■ Set problem
Every record should be written out exactly, with the pictures left out.

■ Input data
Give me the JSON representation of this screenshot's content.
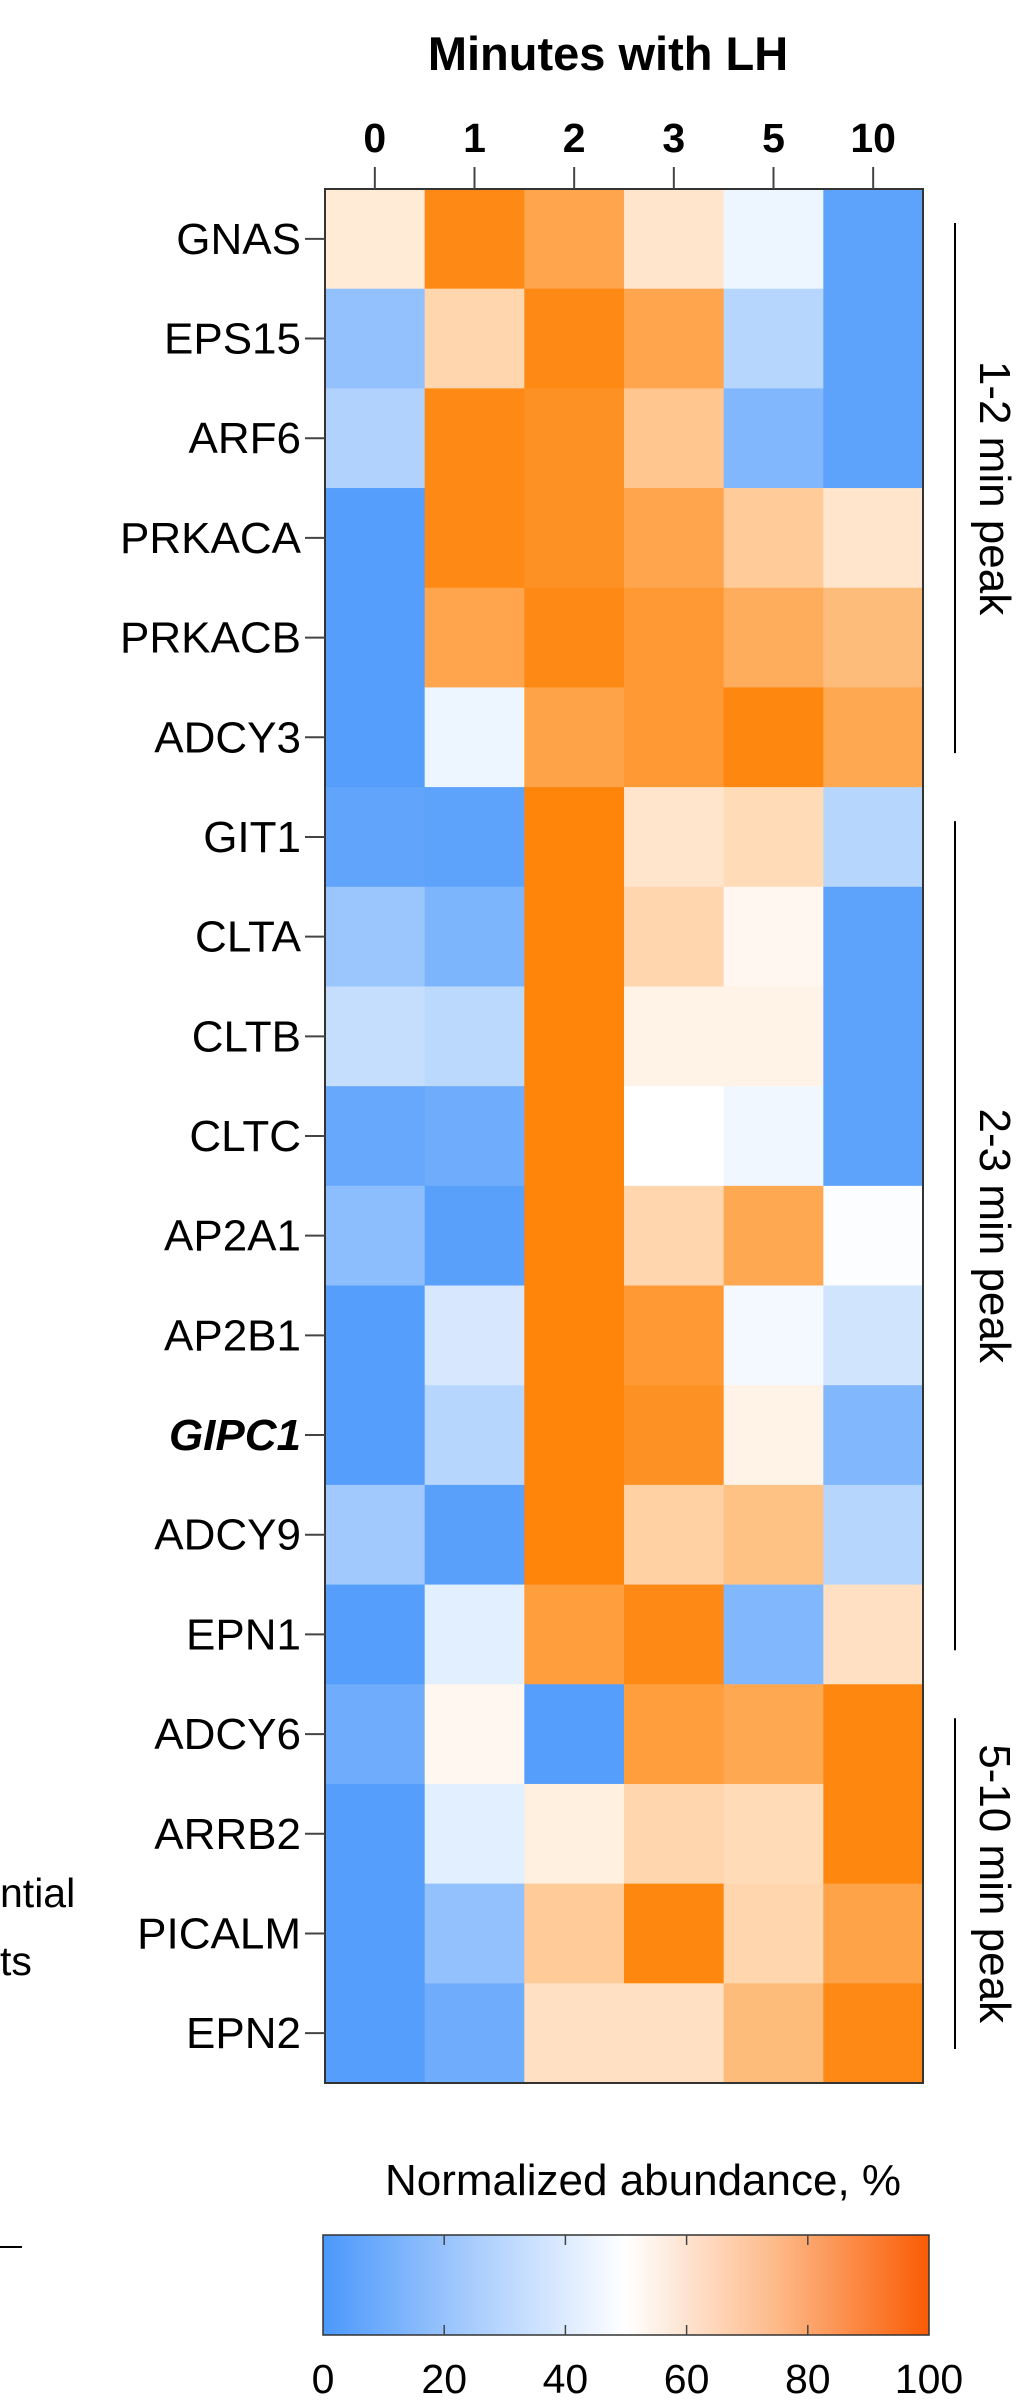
{
  "chart_data": {
    "type": "heatmap",
    "title": "Minutes with LH",
    "xlabel": "Minutes with LH",
    "ylabel": "",
    "x": [
      "0",
      "1",
      "2",
      "3",
      "5",
      "10"
    ],
    "y": [
      "GNAS",
      "EPS15",
      "ARF6",
      "PRKACA",
      "PRKACB",
      "ADCY3",
      "GIT1",
      "CLTA",
      "CLTB",
      "CLTC",
      "AP2A1",
      "AP2B1",
      "GIPC1",
      "ADCY9",
      "EPN1",
      "ADCY6",
      "ARRB2",
      "PICALM",
      "EPN2"
    ],
    "highlighted_row": "GIPC1",
    "values": [
      [
        58,
        96,
        85,
        60,
        45,
        5
      ],
      [
        20,
        66,
        96,
        85,
        30,
        5
      ],
      [
        28,
        96,
        93,
        72,
        15,
        5
      ],
      [
        3,
        96,
        93,
        85,
        70,
        60
      ],
      [
        3,
        85,
        96,
        90,
        82,
        76
      ],
      [
        3,
        45,
        86,
        90,
        97,
        84
      ],
      [
        6,
        5,
        98,
        60,
        64,
        30
      ],
      [
        22,
        14,
        98,
        66,
        53,
        5
      ],
      [
        34,
        31,
        98,
        55,
        55,
        5
      ],
      [
        8,
        10,
        98,
        50,
        46,
        5
      ],
      [
        18,
        4,
        98,
        66,
        84,
        49
      ],
      [
        3,
        39,
        98,
        90,
        47,
        37
      ],
      [
        3,
        30,
        98,
        93,
        55,
        15
      ],
      [
        24,
        4,
        98,
        68,
        74,
        30
      ],
      [
        3,
        42,
        88,
        96,
        15,
        62
      ],
      [
        10,
        53,
        3,
        88,
        84,
        97
      ],
      [
        3,
        42,
        56,
        66,
        64,
        97
      ],
      [
        3,
        20,
        70,
        97,
        66,
        86
      ],
      [
        3,
        10,
        62,
        62,
        76,
        96
      ]
    ],
    "groups": [
      {
        "label": "1-2 min peak",
        "first": "GNAS",
        "last": "ADCY3"
      },
      {
        "label": "2-3 min peak",
        "first": "GIT1",
        "last": "EPN1"
      },
      {
        "label": "5-10 min peak",
        "first": "ADCY6",
        "last": "EPN2"
      }
    ],
    "colorbar": {
      "label": "Normalized abundance, %",
      "range": [
        0,
        100
      ],
      "ticks": [
        "0",
        "20",
        "40",
        "60",
        "80",
        "100"
      ],
      "colors": [
        "#4b98fb",
        "#ffffff",
        "#fa5b03"
      ]
    },
    "cropped_text": [
      "ntial",
      "ts"
    ],
    "colors": {
      "low": "#4b98fb",
      "mid": "#ffffff",
      "high": "#fe7f00"
    }
  }
}
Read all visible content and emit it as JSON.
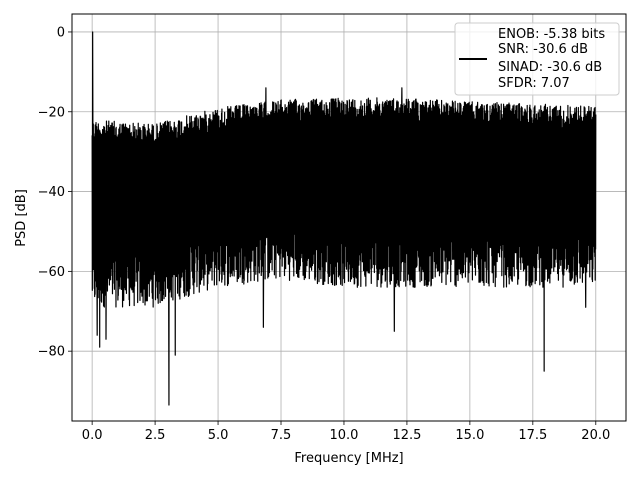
{
  "chart_data": {
    "type": "line",
    "title": "",
    "xlabel": "Frequency [MHz]",
    "ylabel": "PSD [dB]",
    "xlim": [
      -0.8,
      21.2
    ],
    "ylim": [
      -97.5,
      4.5
    ],
    "x_ticks": [
      0.0,
      2.5,
      5.0,
      7.5,
      10.0,
      12.5,
      15.0,
      17.5,
      20.0
    ],
    "x_tick_labels": [
      "0.0",
      "2.5",
      "5.0",
      "7.5",
      "10.0",
      "12.5",
      "15.0",
      "17.5",
      "20.0"
    ],
    "y_ticks": [
      0,
      -20,
      -40,
      -60,
      -80
    ],
    "y_tick_labels": [
      "0",
      "−20",
      "−40",
      "−60",
      "−80"
    ],
    "grid": true,
    "legend_position": "top-right",
    "series": [
      {
        "name": "",
        "color": "#000000",
        "x_range_mhz": [
          0.0,
          20.0
        ],
        "upper_envelope": [
          {
            "x": 0.0,
            "y": -22
          },
          {
            "x": 2.5,
            "y": -23
          },
          {
            "x": 5.0,
            "y": -19
          },
          {
            "x": 7.5,
            "y": -17
          },
          {
            "x": 10.0,
            "y": -16.5
          },
          {
            "x": 12.5,
            "y": -16.5
          },
          {
            "x": 15.0,
            "y": -17.5
          },
          {
            "x": 17.5,
            "y": -18
          },
          {
            "x": 20.0,
            "y": -18.5
          }
        ],
        "lower_envelope": [
          {
            "x": 0.0,
            "y": -65
          },
          {
            "x": 2.5,
            "y": -65
          },
          {
            "x": 5.0,
            "y": -60
          },
          {
            "x": 7.5,
            "y": -58
          },
          {
            "x": 10.0,
            "y": -60
          },
          {
            "x": 12.5,
            "y": -60
          },
          {
            "x": 15.0,
            "y": -60
          },
          {
            "x": 17.5,
            "y": -60
          },
          {
            "x": 20.0,
            "y": -60
          }
        ],
        "peaks": [
          {
            "x": 0.02,
            "y": 0
          },
          {
            "x": 6.9,
            "y": -14
          },
          {
            "x": 12.3,
            "y": -14
          }
        ],
        "dips": [
          {
            "x": 0.2,
            "y": -76
          },
          {
            "x": 0.3,
            "y": -79
          },
          {
            "x": 0.55,
            "y": -77
          },
          {
            "x": 3.05,
            "y": -93.5
          },
          {
            "x": 3.3,
            "y": -81
          },
          {
            "x": 6.8,
            "y": -74
          },
          {
            "x": 12.0,
            "y": -75
          },
          {
            "x": 17.95,
            "y": -85
          },
          {
            "x": 19.6,
            "y": -69
          }
        ]
      }
    ],
    "legend": {
      "lines": [
        "ENOB: -5.38 bits",
        "SNR: -30.6 dB",
        "SINAD: -30.6 dB",
        "SFDR: 7.07"
      ]
    }
  }
}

■ Task result
Give me the JSON representation of this screenshot's content.
{
  "chart_data": {
    "type": "heatmap",
    "title": "Minutes with LH",
    "xlabel": "Minutes with LH",
    "ylabel": "",
    "x": [
      "0",
      "1",
      "2",
      "3",
      "5",
      "10"
    ],
    "y": [
      "GNAS",
      "EPS15",
      "ARF6",
      "PRKACA",
      "PRKACB",
      "ADCY3",
      "GIT1",
      "CLTA",
      "CLTB",
      "CLTC",
      "AP2A1",
      "AP2B1",
      "GIPC1",
      "ADCY9",
      "EPN1",
      "ADCY6",
      "ARRB2",
      "PICALM",
      "EPN2"
    ],
    "highlighted_row": "GIPC1",
    "values": [
      [
        58,
        96,
        85,
        60,
        45,
        5
      ],
      [
        20,
        66,
        96,
        85,
        30,
        5
      ],
      [
        28,
        96,
        93,
        72,
        15,
        5
      ],
      [
        3,
        96,
        93,
        85,
        70,
        60
      ],
      [
        3,
        85,
        96,
        90,
        82,
        76
      ],
      [
        3,
        45,
        86,
        90,
        97,
        84
      ],
      [
        6,
        5,
        98,
        60,
        64,
        30
      ],
      [
        22,
        14,
        98,
        66,
        53,
        5
      ],
      [
        34,
        31,
        98,
        55,
        55,
        5
      ],
      [
        8,
        10,
        98,
        50,
        46,
        5
      ],
      [
        18,
        4,
        98,
        66,
        84,
        49
      ],
      [
        3,
        39,
        98,
        90,
        47,
        37
      ],
      [
        3,
        30,
        98,
        93,
        55,
        15
      ],
      [
        24,
        4,
        98,
        68,
        74,
        30
      ],
      [
        3,
        42,
        88,
        96,
        15,
        62
      ],
      [
        10,
        53,
        3,
        88,
        84,
        97
      ],
      [
        3,
        42,
        56,
        66,
        64,
        97
      ],
      [
        3,
        20,
        70,
        97,
        66,
        86
      ],
      [
        3,
        10,
        62,
        62,
        76,
        96
      ]
    ],
    "groups": [
      {
        "label": "1-2 min peak",
        "first": "GNAS",
        "last": "ADCY3"
      },
      {
        "label": "2-3 min peak",
        "first": "GIT1",
        "last": "EPN1"
      },
      {
        "label": "5-10 min peak",
        "first": "ADCY6",
        "last": "EPN2"
      }
    ],
    "colorbar": {
      "label": "Normalized abundance, %",
      "range": [
        0,
        100
      ],
      "ticks": [
        "0",
        "20",
        "40",
        "60",
        "80",
        "100"
      ],
      "colors": [
        "#4b98fb",
        "#ffffff",
        "#fa5b03"
      ]
    },
    "cropped_text": [
      "ntial",
      "ts"
    ],
    "colors": {
      "low": "#4b98fb",
      "mid": "#ffffff",
      "high": "#fe7f00"
    }
  }
}
Read all visible content and emit it as JSON.
{
  "chart_data": {
    "type": "line",
    "title": "",
    "xlabel": "Frequency [MHz]",
    "ylabel": "PSD [dB]",
    "xlim": [
      -0.8,
      21.2
    ],
    "ylim": [
      -97.5,
      4.5
    ],
    "x_ticks": [
      0.0,
      2.5,
      5.0,
      7.5,
      10.0,
      12.5,
      15.0,
      17.5,
      20.0
    ],
    "x_tick_labels": [
      "0.0",
      "2.5",
      "5.0",
      "7.5",
      "10.0",
      "12.5",
      "15.0",
      "17.5",
      "20.0"
    ],
    "y_ticks": [
      0,
      -20,
      -40,
      -60,
      -80
    ],
    "y_tick_labels": [
      "0",
      "−20",
      "−40",
      "−60",
      "−80"
    ],
    "grid": true,
    "legend_position": "top-right",
    "series": [
      {
        "name": "",
        "color": "#000000",
        "x_range_mhz": [
          0.0,
          20.0
        ],
        "upper_envelope": [
          {
            "x": 0.0,
            "y": -22
          },
          {
            "x": 2.5,
            "y": -23
          },
          {
            "x": 5.0,
            "y": -19
          },
          {
            "x": 7.5,
            "y": -17
          },
          {
            "x": 10.0,
            "y": -16.5
          },
          {
            "x": 12.5,
            "y": -16.5
          },
          {
            "x": 15.0,
            "y": -17.5
          },
          {
            "x": 17.5,
            "y": -18
          },
          {
            "x": 20.0,
            "y": -18.5
          }
        ],
        "lower_envelope": [
          {
            "x": 0.0,
            "y": -65
          },
          {
            "x": 2.5,
            "y": -65
          },
          {
            "x": 5.0,
            "y": -60
          },
          {
            "x": 7.5,
            "y": -58
          },
          {
            "x": 10.0,
            "y": -60
          },
          {
            "x": 12.5,
            "y": -60
          },
          {
            "x": 15.0,
            "y": -60
          },
          {
            "x": 17.5,
            "y": -60
          },
          {
            "x": 20.0,
            "y": -60
          }
        ],
        "peaks": [
          {
            "x": 0.02,
            "y": 0
          },
          {
            "x": 6.9,
            "y": -14
          },
          {
            "x": 12.3,
            "y": -14
          }
        ],
        "dips": [
          {
            "x": 0.2,
            "y": -76
          },
          {
            "x": 0.3,
            "y": -79
          },
          {
            "x": 0.55,
            "y": -77
          },
          {
            "x": 3.05,
            "y": -93.5
          },
          {
            "x": 3.3,
            "y": -81
          },
          {
            "x": 6.8,
            "y": -74
          },
          {
            "x": 12.0,
            "y": -75
          },
          {
            "x": 17.95,
            "y": -85
          },
          {
            "x": 19.6,
            "y": -69
          }
        ]
      }
    ],
    "legend": {
      "lines": [
        "ENOB: -5.38 bits",
        "SNR: -30.6 dB",
        "SINAD: -30.6 dB",
        "SFDR: 7.07"
      ]
    }
  }
}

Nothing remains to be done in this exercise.